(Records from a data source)
= = = =

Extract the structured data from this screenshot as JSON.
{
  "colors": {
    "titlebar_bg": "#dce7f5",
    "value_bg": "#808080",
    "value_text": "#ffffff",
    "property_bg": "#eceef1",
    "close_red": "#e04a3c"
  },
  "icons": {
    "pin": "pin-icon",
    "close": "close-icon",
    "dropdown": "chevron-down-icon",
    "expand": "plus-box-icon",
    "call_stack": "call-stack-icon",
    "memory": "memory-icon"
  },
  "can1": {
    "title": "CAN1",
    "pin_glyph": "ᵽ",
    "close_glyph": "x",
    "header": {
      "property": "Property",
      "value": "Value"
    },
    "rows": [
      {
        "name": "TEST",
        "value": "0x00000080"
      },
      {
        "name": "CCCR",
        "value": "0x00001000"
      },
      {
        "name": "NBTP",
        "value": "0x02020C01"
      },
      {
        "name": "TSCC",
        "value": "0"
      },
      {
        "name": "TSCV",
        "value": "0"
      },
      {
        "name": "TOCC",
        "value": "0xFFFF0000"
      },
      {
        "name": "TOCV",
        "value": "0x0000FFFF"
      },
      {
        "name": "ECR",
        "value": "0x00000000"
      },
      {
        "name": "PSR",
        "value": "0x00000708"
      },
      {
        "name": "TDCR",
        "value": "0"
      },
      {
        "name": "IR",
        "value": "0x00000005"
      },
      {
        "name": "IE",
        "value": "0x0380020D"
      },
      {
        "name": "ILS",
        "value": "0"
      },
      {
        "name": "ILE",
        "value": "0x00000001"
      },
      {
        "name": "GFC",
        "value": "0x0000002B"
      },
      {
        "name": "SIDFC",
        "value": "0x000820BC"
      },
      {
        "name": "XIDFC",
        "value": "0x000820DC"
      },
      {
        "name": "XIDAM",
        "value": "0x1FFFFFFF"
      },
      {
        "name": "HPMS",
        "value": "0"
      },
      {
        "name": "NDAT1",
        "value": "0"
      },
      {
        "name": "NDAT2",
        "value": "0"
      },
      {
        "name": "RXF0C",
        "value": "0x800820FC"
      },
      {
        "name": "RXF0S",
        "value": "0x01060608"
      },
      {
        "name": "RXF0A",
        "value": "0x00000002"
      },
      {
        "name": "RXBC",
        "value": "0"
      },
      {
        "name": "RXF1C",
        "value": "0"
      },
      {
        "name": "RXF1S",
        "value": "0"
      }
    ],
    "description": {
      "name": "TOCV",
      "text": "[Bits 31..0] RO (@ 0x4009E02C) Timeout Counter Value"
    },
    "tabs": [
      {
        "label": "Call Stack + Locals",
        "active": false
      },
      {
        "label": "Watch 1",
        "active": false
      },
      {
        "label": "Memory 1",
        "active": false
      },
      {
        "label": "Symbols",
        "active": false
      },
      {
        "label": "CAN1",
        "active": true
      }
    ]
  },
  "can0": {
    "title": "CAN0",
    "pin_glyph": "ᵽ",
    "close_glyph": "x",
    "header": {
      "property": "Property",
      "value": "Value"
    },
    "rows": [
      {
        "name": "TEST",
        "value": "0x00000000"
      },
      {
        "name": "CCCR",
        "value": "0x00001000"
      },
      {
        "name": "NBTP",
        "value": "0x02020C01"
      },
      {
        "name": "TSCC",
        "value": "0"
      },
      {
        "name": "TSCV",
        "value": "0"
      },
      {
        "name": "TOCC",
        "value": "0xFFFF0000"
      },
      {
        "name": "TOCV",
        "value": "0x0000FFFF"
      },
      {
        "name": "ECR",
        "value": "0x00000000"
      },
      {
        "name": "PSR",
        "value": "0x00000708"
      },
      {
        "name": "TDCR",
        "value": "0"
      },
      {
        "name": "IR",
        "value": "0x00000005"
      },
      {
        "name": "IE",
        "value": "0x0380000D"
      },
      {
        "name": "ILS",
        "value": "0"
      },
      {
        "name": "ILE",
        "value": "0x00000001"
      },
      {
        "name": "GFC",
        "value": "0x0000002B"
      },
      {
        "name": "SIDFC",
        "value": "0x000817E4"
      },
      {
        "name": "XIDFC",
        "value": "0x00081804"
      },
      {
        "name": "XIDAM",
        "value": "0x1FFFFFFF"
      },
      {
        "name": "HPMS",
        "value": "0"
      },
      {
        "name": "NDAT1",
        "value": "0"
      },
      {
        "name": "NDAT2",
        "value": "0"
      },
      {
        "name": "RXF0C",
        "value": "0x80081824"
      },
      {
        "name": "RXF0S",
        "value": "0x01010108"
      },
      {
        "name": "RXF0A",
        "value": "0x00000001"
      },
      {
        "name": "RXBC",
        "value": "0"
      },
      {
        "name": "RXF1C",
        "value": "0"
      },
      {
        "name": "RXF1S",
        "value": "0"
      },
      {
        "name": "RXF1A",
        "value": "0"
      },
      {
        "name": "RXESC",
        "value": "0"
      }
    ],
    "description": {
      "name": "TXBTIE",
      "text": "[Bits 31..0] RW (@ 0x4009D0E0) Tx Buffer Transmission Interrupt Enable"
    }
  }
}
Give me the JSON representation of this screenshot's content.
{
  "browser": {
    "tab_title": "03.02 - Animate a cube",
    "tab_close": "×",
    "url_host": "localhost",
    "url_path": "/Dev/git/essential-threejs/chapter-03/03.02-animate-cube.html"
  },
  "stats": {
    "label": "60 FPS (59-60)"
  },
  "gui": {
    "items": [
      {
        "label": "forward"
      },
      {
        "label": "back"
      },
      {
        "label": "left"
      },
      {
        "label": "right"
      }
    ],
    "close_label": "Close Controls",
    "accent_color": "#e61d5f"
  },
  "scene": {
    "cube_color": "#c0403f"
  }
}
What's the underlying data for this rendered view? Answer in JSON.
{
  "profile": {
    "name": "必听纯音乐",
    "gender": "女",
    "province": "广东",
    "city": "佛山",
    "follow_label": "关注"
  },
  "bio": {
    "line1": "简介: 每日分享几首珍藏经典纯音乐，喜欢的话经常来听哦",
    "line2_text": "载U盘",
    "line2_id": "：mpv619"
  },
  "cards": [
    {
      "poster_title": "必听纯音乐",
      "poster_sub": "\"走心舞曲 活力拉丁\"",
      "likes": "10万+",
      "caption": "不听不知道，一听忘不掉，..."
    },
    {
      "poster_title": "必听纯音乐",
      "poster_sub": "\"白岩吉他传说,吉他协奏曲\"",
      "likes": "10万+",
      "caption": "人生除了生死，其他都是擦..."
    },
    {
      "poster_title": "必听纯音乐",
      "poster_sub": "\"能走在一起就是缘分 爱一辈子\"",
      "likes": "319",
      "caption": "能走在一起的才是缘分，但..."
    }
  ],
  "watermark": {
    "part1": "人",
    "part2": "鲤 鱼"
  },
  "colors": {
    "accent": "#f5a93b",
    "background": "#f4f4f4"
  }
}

= = = =

■ **SET TASK**
Extract all of the material exactly as it is written.

■ **PROBLEM SOLUTION**
Extract the structured data from this screenshot as JSON.
{
  "colors": {
    "titlebar_bg": "#dce7f5",
    "value_bg": "#808080",
    "value_text": "#ffffff",
    "property_bg": "#eceef1",
    "close_red": "#e04a3c"
  },
  "icons": {
    "pin": "pin-icon",
    "close": "close-icon",
    "dropdown": "chevron-down-icon",
    "expand": "plus-box-icon",
    "call_stack": "call-stack-icon",
    "memory": "memory-icon"
  },
  "can1": {
    "title": "CAN1",
    "pin_glyph": "ᵽ",
    "close_glyph": "x",
    "header": {
      "property": "Property",
      "value": "Value"
    },
    "rows": [
      {
        "name": "TEST",
        "value": "0x00000080"
      },
      {
        "name": "CCCR",
        "value": "0x00001000"
      },
      {
        "name": "NBTP",
        "value": "0x02020C01"
      },
      {
        "name": "TSCC",
        "value": "0"
      },
      {
        "name": "TSCV",
        "value": "0"
      },
      {
        "name": "TOCC",
        "value": "0xFFFF0000"
      },
      {
        "name": "TOCV",
        "value": "0x0000FFFF"
      },
      {
        "name": "ECR",
        "value": "0x00000000"
      },
      {
        "name": "PSR",
        "value": "0x00000708"
      },
      {
        "name": "TDCR",
        "value": "0"
      },
      {
        "name": "IR",
        "value": "0x00000005"
      },
      {
        "name": "IE",
        "value": "0x0380020D"
      },
      {
        "name": "ILS",
        "value": "0"
      },
      {
        "name": "ILE",
        "value": "0x00000001"
      },
      {
        "name": "GFC",
        "value": "0x0000002B"
      },
      {
        "name": "SIDFC",
        "value": "0x000820BC"
      },
      {
        "name": "XIDFC",
        "value": "0x000820DC"
      },
      {
        "name": "XIDAM",
        "value": "0x1FFFFFFF"
      },
      {
        "name": "HPMS",
        "value": "0"
      },
      {
        "name": "NDAT1",
        "value": "0"
      },
      {
        "name": "NDAT2",
        "value": "0"
      },
      {
        "name": "RXF0C",
        "value": "0x800820FC"
      },
      {
        "name": "RXF0S",
        "value": "0x01060608"
      },
      {
        "name": "RXF0A",
        "value": "0x00000002"
      },
      {
        "name": "RXBC",
        "value": "0"
      },
      {
        "name": "RXF1C",
        "value": "0"
      },
      {
        "name": "RXF1S",
        "value": "0"
      }
    ],
    "description": {
      "name": "TOCV",
      "text": "[Bits 31..0] RO (@ 0x4009E02C) Timeout Counter Value"
    },
    "tabs": [
      {
        "label": "Call Stack + Locals",
        "active": false
      },
      {
        "label": "Watch 1",
        "active": false
      },
      {
        "label": "Memory 1",
        "active": false
      },
      {
        "label": "Symbols",
        "active": false
      },
      {
        "label": "CAN1",
        "active": true
      }
    ]
  },
  "can0": {
    "title": "CAN0",
    "pin_glyph": "ᵽ",
    "close_glyph": "x",
    "header": {
      "property": "Property",
      "value": "Value"
    },
    "rows": [
      {
        "name": "TEST",
        "value": "0x00000000"
      },
      {
        "name": "CCCR",
        "value": "0x00001000"
      },
      {
        "name": "NBTP",
        "value": "0x02020C01"
      },
      {
        "name": "TSCC",
        "value": "0"
      },
      {
        "name": "TSCV",
        "value": "0"
      },
      {
        "name": "TOCC",
        "value": "0xFFFF0000"
      },
      {
        "name": "TOCV",
        "value": "0x0000FFFF"
      },
      {
        "name": "ECR",
        "value": "0x00000000"
      },
      {
        "name": "PSR",
        "value": "0x00000708"
      },
      {
        "name": "TDCR",
        "value": "0"
      },
      {
        "name": "IR",
        "value": "0x00000005"
      },
      {
        "name": "IE",
        "value": "0x0380000D"
      },
      {
        "name": "ILS",
        "value": "0"
      },
      {
        "name": "ILE",
        "value": "0x00000001"
      },
      {
        "name": "GFC",
        "value": "0x0000002B"
      },
      {
        "name": "SIDFC",
        "value": "0x000817E4"
      },
      {
        "name": "XIDFC",
        "value": "0x00081804"
      },
      {
        "name": "XIDAM",
        "value": "0x1FFFFFFF"
      },
      {
        "name": "HPMS",
        "value": "0"
      },
      {
        "name": "NDAT1",
        "value": "0"
      },
      {
        "name": "NDAT2",
        "value": "0"
      },
      {
        "name": "RXF0C",
        "value": "0x80081824"
      },
      {
        "name": "RXF0S",
        "value": "0x01010108"
      },
      {
        "name": "RXF0A",
        "value": "0x00000001"
      },
      {
        "name": "RXBC",
        "value": "0"
      },
      {
        "name": "RXF1C",
        "value": "0"
      },
      {
        "name": "RXF1S",
        "value": "0"
      },
      {
        "name": "RXF1A",
        "value": "0"
      },
      {
        "name": "RXESC",
        "value": "0"
      }
    ],
    "description": {
      "name": "TXBTIE",
      "text": "[Bits 31..0] RW (@ 0x4009D0E0) Tx Buffer Transmission Interrupt Enable"
    }
  }
}
Give me the JSON representation of this screenshot's content.
{
  "browser": {
    "tab_title": "03.02 - Animate a cube",
    "tab_close": "×",
    "url_host": "localhost",
    "url_path": "/Dev/git/essential-threejs/chapter-03/03.02-animate-cube.html"
  },
  "stats": {
    "label": "60 FPS (59-60)"
  },
  "gui": {
    "items": [
      {
        "label": "forward"
      },
      {
        "label": "back"
      },
      {
        "label": "left"
      },
      {
        "label": "right"
      }
    ],
    "close_label": "Close Controls",
    "accent_color": "#e61d5f"
  },
  "scene": {
    "cube_color": "#c0403f"
  }
}
What's the underlying data for this rendered view? Answer in JSON.
{
  "profile": {
    "name": "必听纯音乐",
    "gender": "女",
    "province": "广东",
    "city": "佛山",
    "follow_label": "关注"
  },
  "bio": {
    "line1": "简介: 每日分享几首珍藏经典纯音乐，喜欢的话经常来听哦",
    "line2_text": "载U盘",
    "line2_id": "：mpv619"
  },
  "cards": [
    {
      "poster_title": "必听纯音乐",
      "poster_sub": "\"走心舞曲 活力拉丁\"",
      "likes": "10万+",
      "caption": "不听不知道，一听忘不掉，..."
    },
    {
      "poster_title": "必听纯音乐",
      "poster_sub": "\"白岩吉他传说,吉他协奏曲\"",
      "likes": "10万+",
      "caption": "人生除了生死，其他都是擦..."
    },
    {
      "poster_title": "必听纯音乐",
      "poster_sub": "\"能走在一起就是缘分 爱一辈子\"",
      "likes": "319",
      "caption": "能走在一起的才是缘分，但..."
    }
  ],
  "watermark": {
    "part1": "人",
    "part2": "鲤 鱼"
  },
  "colors": {
    "accent": "#f5a93b",
    "background": "#f4f4f4"
  }
}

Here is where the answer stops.